◆ **RECORDED INFORMATION**:
********************

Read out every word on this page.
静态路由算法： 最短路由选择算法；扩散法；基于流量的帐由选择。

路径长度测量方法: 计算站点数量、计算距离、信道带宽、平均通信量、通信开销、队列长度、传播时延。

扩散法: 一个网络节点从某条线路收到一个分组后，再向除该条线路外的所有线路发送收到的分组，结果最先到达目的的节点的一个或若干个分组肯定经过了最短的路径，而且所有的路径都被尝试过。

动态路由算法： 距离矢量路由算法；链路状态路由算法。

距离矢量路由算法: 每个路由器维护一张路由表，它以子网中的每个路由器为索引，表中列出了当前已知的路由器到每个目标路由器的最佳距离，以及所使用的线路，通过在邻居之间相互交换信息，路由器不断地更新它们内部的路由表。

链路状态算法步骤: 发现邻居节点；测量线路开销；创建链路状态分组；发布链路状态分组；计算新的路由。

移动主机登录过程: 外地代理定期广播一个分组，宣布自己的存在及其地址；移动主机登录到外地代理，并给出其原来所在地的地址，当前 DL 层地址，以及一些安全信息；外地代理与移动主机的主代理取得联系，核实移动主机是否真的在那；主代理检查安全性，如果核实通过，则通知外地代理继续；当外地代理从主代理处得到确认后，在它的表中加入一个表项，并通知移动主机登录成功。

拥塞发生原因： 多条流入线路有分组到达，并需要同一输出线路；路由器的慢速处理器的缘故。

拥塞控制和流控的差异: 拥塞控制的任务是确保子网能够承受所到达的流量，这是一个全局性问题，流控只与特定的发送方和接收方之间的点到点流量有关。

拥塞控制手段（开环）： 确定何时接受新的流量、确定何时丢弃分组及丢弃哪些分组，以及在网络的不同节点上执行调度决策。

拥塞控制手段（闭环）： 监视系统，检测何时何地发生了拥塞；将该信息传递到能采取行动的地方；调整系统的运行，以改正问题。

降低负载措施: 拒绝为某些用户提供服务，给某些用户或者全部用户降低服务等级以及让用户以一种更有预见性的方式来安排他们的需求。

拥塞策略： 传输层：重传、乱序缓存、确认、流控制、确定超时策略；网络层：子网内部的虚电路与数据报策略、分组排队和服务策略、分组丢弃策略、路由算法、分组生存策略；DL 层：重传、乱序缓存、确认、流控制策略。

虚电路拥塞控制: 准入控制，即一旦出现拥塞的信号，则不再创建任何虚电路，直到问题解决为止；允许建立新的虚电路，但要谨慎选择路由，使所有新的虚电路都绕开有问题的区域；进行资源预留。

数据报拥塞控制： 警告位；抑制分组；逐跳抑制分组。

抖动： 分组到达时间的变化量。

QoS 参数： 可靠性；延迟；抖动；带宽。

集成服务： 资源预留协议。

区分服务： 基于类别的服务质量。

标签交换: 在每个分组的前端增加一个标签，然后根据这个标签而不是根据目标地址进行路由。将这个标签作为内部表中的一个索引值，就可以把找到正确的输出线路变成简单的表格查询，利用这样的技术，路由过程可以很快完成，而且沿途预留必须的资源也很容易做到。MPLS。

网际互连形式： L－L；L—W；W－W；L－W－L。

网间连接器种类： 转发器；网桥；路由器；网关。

********************

◆ **WHAT IS EXPECTED**:
Print all the data exactly.

◆ **SOLVED EXERCISE**:
Read out every word on this page.
静态路由算法： 最短路由选择算法；扩散法；基于流量的帐由选择。

路径长度测量方法: 计算站点数量、计算距离、信道带宽、平均通信量、通信开销、队列长度、传播时延。

扩散法: 一个网络节点从某条线路收到一个分组后，再向除该条线路外的所有线路发送收到的分组，结果最先到达目的的节点的一个或若干个分组肯定经过了最短的路径，而且所有的路径都被尝试过。

动态路由算法： 距离矢量路由算法；链路状态路由算法。

距离矢量路由算法: 每个路由器维护一张路由表，它以子网中的每个路由器为索引，表中列出了当前已知的路由器到每个目标路由器的最佳距离，以及所使用的线路，通过在邻居之间相互交换信息，路由器不断地更新它们内部的路由表。

链路状态算法步骤: 发现邻居节点；测量线路开销；创建链路状态分组；发布链路状态分组；计算新的路由。

移动主机登录过程: 外地代理定期广播一个分组，宣布自己的存在及其地址；移动主机登录到外地代理，并给出其原来所在地的地址，当前 DL 层地址，以及一些安全信息；外地代理与移动主机的主代理取得联系，核实移动主机是否真的在那；主代理检查安全性，如果核实通过，则通知外地代理继续；当外地代理从主代理处得到确认后，在它的表中加入一个表项，并通知移动主机登录成功。

拥塞发生原因： 多条流入线路有分组到达，并需要同一输出线路；路由器的慢速处理器的缘故。

拥塞控制和流控的差异: 拥塞控制的任务是确保子网能够承受所到达的流量，这是一个全局性问题，流控只与特定的发送方和接收方之间的点到点流量有关。

拥塞控制手段（开环）： 确定何时接受新的流量、确定何时丢弃分组及丢弃哪些分组，以及在网络的不同节点上执行调度决策。

拥塞控制手段（闭环）： 监视系统，检测何时何地发生了拥塞；将该信息传递到能采取行动的地方；调整系统的运行，以改正问题。

降低负载措施: 拒绝为某些用户提供服务，给某些用户或者全部用户降低服务等级以及让用户以一种更有预见性的方式来安排他们的需求。

拥塞策略： 传输层：重传、乱序缓存、确认、流控制、确定超时策略；网络层：子网内部的虚电路与数据报策略、分组排队和服务策略、分组丢弃策略、路由算法、分组生存策略；DL 层：重传、乱序缓存、确认、流控制策略。

虚电路拥塞控制: 准入控制，即一旦出现拥塞的信号，则不再创建任何虚电路，直到问题解决为止；允许建立新的虚电路，但要谨慎选择路由，使所有新的虚电路都绕开有问题的区域；进行资源预留。

数据报拥塞控制： 警告位；抑制分组；逐跳抑制分组。

抖动： 分组到达时间的变化量。

QoS 参数： 可靠性；延迟；抖动；带宽。

集成服务： 资源预留协议。

区分服务： 基于类别的服务质量。

标签交换: 在每个分组的前端增加一个标签，然后根据这个标签而不是根据目标地址进行路由。将这个标签作为内部表中的一个索引值，就可以把找到正确的输出线路变成简单的表格查询，利用这样的技术，路由过程可以很快完成，而且沿途预留必须的资源也很容易做到。MPLS。

网际互连形式： L－L；L—W；W－W；L－W－L。

网间连接器种类： 转发器；网桥；路由器；网关。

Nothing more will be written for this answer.